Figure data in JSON
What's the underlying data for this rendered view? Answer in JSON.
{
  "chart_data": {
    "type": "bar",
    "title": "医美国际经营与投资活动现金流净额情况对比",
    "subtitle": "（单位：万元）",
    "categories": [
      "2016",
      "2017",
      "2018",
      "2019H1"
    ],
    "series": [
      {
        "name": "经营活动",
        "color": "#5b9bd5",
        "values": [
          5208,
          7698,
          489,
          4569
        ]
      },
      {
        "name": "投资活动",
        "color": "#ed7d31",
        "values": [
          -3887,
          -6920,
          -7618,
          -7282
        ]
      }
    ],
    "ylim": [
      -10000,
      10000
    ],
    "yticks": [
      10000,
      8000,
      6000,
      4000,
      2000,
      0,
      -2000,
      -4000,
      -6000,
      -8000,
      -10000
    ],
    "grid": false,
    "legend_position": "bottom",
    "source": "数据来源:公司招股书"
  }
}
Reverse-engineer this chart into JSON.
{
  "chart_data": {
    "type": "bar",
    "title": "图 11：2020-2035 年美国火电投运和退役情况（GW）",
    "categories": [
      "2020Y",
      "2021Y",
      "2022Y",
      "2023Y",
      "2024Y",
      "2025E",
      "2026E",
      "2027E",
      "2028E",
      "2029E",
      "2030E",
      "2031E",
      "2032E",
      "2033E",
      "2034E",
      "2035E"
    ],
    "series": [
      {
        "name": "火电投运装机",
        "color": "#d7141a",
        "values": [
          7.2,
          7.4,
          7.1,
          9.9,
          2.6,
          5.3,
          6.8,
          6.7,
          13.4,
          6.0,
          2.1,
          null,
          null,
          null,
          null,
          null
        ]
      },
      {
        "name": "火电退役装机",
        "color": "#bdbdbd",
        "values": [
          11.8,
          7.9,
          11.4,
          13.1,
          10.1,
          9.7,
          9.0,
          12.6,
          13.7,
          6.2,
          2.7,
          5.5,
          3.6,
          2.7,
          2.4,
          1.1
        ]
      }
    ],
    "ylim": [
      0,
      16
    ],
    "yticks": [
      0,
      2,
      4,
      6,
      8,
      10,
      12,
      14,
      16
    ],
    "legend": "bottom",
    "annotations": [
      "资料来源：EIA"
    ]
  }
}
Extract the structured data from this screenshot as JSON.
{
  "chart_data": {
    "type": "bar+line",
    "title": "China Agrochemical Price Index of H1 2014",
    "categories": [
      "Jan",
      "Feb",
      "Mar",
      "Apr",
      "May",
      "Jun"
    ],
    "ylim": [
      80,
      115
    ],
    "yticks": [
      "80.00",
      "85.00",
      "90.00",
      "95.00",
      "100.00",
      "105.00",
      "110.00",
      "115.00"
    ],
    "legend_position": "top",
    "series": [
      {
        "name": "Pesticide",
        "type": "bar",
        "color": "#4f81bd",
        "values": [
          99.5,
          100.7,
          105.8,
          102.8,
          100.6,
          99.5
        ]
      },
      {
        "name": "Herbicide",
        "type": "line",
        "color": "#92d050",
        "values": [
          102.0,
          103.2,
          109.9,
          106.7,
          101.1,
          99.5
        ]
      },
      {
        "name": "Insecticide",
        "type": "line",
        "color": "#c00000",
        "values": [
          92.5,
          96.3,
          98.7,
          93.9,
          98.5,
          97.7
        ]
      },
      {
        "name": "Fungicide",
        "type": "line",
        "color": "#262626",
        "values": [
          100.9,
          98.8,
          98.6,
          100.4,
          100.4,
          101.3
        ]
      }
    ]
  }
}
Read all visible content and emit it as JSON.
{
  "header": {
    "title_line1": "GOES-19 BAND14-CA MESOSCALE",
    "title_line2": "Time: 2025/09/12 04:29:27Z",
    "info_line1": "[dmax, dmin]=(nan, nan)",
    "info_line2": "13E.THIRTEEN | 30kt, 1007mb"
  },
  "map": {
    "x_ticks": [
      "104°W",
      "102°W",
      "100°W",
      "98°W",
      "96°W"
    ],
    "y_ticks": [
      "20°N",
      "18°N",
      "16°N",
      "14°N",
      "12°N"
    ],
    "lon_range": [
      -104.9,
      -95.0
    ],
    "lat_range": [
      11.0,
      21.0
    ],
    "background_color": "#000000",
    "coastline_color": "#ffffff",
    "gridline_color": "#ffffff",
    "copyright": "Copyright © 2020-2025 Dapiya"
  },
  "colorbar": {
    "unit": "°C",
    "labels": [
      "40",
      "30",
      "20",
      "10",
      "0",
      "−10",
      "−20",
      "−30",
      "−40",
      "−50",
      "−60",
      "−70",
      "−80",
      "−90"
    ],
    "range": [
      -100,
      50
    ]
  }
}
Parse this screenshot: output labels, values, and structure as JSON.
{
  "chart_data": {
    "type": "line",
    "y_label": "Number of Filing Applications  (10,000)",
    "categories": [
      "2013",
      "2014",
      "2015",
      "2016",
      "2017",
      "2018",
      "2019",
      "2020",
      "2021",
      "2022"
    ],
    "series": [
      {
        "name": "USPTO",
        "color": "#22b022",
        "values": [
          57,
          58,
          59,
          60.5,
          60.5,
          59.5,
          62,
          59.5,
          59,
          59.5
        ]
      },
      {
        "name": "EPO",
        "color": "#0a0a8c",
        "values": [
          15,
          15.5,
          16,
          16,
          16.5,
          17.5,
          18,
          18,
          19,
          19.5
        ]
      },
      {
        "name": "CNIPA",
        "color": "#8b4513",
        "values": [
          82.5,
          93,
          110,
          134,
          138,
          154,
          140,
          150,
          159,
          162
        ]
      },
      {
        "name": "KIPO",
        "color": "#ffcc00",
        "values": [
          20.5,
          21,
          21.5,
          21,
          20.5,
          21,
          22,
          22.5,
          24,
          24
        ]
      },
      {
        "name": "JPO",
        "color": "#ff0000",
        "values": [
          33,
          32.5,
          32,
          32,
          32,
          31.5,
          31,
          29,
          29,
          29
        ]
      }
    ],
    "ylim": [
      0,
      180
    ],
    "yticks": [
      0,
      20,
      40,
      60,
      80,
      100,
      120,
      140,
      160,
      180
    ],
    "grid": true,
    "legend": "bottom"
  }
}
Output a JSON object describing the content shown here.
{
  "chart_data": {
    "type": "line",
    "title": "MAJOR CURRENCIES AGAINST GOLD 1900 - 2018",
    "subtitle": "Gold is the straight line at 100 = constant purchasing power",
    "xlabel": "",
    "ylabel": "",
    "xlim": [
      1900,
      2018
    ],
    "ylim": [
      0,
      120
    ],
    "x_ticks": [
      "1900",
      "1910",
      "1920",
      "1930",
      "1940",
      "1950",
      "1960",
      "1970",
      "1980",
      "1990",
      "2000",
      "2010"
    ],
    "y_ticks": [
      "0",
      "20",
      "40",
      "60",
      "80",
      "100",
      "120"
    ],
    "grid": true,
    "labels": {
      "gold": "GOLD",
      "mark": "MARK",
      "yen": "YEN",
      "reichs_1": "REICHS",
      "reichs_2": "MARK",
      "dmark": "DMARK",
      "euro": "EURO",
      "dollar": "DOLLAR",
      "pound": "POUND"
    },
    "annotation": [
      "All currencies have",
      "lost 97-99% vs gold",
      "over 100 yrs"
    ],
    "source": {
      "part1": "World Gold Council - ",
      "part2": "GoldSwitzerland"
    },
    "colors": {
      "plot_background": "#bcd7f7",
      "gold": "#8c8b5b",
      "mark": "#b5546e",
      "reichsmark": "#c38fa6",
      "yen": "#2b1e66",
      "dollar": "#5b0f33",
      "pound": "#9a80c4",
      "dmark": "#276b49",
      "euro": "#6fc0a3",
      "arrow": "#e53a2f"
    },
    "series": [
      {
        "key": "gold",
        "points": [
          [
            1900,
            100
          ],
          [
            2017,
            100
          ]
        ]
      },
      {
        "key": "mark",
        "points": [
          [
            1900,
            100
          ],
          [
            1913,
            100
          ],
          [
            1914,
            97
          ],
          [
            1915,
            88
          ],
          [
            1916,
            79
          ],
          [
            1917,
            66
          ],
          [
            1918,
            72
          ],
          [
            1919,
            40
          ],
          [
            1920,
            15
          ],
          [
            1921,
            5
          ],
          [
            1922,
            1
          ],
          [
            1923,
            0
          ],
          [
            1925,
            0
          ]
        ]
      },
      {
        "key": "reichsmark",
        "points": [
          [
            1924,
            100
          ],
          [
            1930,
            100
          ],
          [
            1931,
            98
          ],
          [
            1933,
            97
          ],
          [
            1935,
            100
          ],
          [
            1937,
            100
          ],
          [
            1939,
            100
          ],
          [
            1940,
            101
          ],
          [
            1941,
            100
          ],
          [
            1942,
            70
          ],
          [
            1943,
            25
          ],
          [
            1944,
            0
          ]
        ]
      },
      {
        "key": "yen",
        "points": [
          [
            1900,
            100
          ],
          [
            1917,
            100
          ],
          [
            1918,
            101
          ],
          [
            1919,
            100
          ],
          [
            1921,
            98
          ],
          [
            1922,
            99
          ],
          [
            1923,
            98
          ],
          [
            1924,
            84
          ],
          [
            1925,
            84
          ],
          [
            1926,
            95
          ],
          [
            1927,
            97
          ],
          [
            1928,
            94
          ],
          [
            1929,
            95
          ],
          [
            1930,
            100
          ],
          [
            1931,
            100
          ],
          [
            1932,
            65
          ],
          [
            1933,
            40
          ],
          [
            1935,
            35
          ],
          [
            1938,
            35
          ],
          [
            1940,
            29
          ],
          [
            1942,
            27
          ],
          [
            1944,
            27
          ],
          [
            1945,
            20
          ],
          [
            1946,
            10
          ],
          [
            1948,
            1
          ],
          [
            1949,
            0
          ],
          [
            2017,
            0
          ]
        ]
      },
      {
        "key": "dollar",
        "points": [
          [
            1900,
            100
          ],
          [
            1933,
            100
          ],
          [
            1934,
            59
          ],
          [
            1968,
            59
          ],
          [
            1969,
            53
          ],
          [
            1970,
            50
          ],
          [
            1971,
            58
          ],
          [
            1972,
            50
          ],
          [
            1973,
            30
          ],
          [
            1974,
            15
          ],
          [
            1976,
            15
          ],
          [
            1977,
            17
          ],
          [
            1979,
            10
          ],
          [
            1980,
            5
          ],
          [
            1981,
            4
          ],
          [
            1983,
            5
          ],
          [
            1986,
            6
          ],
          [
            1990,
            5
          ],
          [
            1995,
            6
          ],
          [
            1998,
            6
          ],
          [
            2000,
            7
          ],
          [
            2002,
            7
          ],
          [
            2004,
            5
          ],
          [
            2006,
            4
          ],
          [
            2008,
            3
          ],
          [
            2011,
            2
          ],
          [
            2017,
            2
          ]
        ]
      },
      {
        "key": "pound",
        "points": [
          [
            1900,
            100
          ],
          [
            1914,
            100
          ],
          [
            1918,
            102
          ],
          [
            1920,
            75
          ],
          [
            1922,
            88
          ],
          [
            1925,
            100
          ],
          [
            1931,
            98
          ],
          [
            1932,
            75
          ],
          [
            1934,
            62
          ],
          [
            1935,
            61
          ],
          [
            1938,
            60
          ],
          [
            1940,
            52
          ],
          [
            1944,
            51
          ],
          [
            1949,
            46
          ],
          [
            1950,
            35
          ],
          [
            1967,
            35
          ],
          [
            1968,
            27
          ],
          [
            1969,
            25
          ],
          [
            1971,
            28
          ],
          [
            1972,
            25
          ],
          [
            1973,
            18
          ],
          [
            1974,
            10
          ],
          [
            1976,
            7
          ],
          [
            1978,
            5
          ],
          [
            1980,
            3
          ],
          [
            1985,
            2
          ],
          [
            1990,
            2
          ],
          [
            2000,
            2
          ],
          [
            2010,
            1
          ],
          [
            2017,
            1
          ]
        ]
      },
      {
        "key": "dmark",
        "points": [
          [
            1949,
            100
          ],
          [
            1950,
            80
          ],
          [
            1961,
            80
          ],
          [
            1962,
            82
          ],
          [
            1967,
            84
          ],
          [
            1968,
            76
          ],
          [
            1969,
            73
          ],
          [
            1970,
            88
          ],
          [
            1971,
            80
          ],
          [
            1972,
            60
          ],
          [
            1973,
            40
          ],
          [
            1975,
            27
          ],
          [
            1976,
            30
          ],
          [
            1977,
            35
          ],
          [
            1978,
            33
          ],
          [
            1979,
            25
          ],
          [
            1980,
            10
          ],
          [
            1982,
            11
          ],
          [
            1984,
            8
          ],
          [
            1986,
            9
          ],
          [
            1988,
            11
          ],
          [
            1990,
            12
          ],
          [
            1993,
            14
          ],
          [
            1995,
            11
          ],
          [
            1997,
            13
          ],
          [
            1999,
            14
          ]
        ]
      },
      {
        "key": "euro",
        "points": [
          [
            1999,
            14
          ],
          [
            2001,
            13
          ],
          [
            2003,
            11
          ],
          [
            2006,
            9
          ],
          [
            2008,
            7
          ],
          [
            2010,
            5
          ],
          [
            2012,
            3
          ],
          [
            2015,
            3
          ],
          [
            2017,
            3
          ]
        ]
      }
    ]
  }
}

§ What the task requires: Look through the entries and find each line that has the string "screenshot". Copy those lines.

§ Written reply:
Extract the structured data from this screenshot as JSON.
Parse this screenshot: output labels, values, and structure as JSON.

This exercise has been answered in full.